GIVEN TASK: Your task is to tally the lines of the listing containing the word "有福之州幸福老人" and report the figure alone.

Dataset rows:

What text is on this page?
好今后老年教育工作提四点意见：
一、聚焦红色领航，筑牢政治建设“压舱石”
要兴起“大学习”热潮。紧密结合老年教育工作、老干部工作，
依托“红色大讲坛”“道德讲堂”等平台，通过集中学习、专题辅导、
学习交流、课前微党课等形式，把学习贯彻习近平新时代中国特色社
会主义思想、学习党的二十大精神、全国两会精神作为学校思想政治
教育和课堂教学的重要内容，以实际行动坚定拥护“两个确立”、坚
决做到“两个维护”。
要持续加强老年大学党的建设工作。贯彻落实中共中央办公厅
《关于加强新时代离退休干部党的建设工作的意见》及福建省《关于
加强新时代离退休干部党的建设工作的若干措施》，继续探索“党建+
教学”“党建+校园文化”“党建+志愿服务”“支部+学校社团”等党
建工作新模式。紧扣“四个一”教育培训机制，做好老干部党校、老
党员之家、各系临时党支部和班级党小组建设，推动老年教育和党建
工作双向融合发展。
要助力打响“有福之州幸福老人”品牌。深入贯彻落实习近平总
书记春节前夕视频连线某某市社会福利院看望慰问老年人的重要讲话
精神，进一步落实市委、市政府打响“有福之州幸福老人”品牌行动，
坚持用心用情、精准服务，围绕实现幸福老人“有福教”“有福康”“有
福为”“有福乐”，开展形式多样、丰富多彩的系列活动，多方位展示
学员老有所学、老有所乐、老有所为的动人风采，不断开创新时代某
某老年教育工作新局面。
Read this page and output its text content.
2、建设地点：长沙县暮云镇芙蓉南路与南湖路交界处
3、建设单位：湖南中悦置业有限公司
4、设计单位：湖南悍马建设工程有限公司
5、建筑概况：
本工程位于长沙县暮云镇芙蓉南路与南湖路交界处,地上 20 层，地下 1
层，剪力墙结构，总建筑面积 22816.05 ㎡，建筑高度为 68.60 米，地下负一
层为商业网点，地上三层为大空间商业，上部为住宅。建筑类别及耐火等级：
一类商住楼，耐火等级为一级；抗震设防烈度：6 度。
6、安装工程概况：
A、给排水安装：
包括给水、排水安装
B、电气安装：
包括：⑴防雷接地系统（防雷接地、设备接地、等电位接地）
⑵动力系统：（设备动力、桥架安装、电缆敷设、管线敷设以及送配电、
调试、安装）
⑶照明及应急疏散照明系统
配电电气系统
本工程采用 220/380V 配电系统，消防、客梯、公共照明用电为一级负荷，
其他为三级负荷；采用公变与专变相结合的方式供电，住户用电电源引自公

COMPLETED EXERCISE: 2